__Records to process__:
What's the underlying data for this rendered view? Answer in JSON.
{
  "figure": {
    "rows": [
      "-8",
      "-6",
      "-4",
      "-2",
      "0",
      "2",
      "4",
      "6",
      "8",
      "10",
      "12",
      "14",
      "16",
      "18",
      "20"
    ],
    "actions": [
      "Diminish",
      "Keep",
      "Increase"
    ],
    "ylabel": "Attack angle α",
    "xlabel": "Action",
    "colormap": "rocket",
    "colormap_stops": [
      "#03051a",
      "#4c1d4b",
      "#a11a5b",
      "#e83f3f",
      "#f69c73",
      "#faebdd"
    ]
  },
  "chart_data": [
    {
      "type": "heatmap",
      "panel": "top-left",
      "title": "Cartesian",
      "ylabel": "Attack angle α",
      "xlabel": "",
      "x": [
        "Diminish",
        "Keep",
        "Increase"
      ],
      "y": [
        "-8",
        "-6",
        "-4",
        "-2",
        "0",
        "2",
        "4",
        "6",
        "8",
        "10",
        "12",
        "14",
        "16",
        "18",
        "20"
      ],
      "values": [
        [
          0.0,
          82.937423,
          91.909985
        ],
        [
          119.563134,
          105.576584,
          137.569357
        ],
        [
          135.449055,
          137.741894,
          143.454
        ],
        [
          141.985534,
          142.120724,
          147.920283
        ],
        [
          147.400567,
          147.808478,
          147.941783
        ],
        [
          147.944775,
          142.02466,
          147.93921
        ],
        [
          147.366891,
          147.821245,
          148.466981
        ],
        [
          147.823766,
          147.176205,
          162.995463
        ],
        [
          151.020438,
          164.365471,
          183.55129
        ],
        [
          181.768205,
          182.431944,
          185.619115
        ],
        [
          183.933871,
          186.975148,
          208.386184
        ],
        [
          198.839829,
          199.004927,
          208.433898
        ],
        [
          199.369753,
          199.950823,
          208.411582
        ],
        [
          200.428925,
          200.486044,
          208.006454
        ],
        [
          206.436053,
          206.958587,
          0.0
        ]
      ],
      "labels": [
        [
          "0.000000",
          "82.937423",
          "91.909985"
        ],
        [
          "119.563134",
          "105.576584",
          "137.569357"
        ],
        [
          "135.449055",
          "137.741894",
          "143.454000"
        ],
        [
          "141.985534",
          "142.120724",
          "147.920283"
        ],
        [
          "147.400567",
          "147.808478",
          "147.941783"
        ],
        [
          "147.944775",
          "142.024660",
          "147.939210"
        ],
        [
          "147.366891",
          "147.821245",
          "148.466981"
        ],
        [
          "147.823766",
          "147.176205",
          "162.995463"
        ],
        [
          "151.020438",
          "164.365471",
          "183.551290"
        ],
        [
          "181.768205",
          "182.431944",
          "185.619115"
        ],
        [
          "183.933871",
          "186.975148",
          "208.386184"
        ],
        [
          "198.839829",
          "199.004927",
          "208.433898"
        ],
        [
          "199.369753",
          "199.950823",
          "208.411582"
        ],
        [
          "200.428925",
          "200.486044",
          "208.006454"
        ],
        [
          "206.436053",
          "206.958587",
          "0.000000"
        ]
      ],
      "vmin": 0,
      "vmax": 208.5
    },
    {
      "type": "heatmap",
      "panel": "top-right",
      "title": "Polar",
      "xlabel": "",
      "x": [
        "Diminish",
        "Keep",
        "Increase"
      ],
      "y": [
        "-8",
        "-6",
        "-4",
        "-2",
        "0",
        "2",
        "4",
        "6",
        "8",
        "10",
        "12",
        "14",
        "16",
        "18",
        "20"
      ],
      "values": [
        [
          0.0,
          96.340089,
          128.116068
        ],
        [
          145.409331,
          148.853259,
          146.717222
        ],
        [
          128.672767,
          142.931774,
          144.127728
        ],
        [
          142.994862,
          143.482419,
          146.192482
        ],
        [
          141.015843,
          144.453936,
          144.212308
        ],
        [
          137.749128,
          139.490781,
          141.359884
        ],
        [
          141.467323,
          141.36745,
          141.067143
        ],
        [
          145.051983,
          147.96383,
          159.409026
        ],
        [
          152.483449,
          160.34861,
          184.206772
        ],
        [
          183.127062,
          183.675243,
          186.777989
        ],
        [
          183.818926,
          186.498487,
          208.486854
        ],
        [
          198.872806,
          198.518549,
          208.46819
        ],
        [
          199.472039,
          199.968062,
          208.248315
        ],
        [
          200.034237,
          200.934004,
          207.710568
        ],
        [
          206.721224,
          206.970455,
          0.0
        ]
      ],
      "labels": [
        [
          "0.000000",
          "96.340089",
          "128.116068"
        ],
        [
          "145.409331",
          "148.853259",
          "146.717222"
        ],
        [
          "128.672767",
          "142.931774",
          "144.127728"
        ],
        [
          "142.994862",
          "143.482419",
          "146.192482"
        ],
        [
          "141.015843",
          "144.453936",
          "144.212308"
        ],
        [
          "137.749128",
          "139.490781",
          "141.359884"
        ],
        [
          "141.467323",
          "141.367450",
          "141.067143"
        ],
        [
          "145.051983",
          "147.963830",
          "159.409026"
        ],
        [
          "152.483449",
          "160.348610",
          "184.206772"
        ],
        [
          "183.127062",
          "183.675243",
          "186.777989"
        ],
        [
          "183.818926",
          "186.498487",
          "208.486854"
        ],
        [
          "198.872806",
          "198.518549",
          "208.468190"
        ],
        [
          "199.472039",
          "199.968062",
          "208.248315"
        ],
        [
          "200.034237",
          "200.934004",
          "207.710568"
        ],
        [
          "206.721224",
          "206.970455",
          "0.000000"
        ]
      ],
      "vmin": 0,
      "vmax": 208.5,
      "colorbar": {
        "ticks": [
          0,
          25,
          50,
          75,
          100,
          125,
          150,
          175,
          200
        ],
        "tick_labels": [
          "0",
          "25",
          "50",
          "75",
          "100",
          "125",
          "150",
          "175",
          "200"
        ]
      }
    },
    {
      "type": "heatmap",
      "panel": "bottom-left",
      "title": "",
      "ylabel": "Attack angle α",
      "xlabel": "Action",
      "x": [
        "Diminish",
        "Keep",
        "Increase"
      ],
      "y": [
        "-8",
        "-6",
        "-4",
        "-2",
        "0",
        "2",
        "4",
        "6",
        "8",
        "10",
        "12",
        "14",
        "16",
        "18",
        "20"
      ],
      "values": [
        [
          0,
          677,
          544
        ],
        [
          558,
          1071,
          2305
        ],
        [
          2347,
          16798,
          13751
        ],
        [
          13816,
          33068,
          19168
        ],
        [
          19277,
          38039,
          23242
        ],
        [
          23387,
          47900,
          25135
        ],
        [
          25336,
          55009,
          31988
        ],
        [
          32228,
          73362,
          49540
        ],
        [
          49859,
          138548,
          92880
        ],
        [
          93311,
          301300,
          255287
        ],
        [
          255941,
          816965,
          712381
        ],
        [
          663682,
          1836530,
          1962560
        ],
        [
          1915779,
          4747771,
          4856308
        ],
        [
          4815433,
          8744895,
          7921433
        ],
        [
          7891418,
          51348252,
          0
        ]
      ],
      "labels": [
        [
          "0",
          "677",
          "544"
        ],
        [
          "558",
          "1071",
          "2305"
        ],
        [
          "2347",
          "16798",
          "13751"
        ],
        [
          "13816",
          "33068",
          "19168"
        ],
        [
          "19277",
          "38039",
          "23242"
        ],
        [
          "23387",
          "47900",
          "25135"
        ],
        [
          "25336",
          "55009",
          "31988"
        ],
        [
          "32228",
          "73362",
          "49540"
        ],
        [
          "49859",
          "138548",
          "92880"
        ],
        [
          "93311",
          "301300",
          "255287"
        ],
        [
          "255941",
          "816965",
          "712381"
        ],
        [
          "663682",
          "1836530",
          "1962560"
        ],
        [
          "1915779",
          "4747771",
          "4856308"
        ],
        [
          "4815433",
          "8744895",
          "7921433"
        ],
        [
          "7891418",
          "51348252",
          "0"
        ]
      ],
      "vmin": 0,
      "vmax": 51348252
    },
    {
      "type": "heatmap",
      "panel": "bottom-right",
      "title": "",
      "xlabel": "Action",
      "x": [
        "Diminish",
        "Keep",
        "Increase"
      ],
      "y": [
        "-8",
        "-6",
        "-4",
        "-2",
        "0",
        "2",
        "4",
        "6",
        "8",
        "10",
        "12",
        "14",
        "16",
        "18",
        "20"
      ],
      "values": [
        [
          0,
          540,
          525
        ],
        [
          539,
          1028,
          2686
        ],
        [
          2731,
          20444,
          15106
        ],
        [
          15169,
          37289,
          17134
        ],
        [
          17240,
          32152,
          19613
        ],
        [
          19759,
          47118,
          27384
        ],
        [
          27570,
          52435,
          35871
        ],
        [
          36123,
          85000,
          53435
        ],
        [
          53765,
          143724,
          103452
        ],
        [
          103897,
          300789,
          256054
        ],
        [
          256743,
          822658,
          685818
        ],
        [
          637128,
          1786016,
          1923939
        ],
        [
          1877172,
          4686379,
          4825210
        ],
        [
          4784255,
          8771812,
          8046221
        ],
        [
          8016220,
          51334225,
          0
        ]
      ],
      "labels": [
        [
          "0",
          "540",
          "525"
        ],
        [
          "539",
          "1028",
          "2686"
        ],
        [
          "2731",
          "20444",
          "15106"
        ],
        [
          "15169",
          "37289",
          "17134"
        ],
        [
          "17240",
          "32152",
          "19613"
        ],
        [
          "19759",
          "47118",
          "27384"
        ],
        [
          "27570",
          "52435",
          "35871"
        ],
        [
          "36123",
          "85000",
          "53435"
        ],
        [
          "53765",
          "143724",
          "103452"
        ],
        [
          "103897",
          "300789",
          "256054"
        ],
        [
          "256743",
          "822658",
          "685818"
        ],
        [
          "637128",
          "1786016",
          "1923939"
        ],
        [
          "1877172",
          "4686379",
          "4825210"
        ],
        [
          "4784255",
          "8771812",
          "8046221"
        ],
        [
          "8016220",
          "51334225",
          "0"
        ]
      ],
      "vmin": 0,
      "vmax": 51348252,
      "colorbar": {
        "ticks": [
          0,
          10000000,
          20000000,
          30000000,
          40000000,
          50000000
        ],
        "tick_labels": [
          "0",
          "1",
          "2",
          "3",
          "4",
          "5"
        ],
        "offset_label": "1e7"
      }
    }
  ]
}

__Short exercise__:
Look through the records and gather each line with the word "panel".

__Correct output__:
      "panel": "top-left",
      "panel": "top-right",
      "panel": "bottom-left",
      "panel": "bottom-right",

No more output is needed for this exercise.